YOUR OBJECTIVE -
Give the number of lines that include the string "Letter", nothing more.

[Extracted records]

----------------------------------------

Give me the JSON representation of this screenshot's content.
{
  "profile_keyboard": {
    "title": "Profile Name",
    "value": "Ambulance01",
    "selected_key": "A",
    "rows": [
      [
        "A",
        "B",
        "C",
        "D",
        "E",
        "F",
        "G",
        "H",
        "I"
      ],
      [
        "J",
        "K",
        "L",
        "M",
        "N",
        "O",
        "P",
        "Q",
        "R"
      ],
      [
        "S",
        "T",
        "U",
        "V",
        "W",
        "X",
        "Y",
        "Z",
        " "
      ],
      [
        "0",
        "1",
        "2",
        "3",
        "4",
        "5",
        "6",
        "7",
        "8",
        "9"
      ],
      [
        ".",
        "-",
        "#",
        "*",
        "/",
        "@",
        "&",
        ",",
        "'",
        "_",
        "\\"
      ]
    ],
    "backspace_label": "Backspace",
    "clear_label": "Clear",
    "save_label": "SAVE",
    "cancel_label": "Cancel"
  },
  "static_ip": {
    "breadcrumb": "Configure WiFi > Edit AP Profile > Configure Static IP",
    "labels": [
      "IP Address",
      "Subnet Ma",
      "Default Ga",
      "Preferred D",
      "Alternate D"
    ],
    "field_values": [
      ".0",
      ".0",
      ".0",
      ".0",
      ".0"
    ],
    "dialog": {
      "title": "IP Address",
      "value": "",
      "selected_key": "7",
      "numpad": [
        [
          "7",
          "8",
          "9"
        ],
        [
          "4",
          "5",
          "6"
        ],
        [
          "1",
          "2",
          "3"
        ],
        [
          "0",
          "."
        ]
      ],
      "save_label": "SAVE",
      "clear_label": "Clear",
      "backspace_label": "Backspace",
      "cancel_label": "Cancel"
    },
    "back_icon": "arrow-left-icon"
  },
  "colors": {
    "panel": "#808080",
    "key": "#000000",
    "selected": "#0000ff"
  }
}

----------------------------------------

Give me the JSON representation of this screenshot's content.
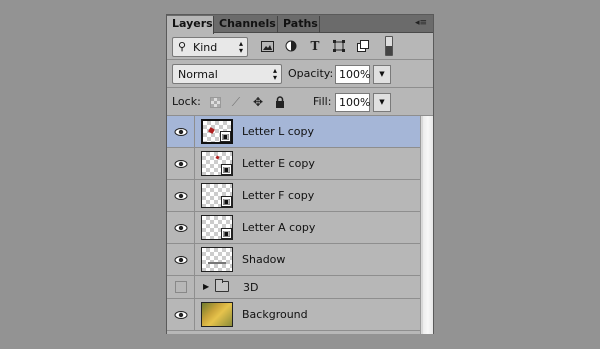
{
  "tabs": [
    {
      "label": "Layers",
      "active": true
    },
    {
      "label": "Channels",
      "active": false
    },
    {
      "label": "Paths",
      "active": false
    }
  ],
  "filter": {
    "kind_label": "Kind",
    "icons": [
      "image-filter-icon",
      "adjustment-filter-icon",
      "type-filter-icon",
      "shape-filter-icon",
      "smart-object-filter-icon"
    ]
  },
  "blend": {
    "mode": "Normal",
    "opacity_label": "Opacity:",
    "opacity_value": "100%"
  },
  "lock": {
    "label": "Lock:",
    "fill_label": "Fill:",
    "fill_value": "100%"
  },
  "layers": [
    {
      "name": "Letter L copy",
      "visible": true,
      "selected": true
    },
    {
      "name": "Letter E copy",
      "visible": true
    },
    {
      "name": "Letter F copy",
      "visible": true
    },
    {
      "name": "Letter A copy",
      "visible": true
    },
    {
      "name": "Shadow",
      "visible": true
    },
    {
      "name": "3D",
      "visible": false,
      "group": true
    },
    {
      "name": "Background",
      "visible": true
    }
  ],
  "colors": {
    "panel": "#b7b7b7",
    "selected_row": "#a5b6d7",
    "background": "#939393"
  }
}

----------------------------------------

RESPONSE TO THE EXERCISE -
4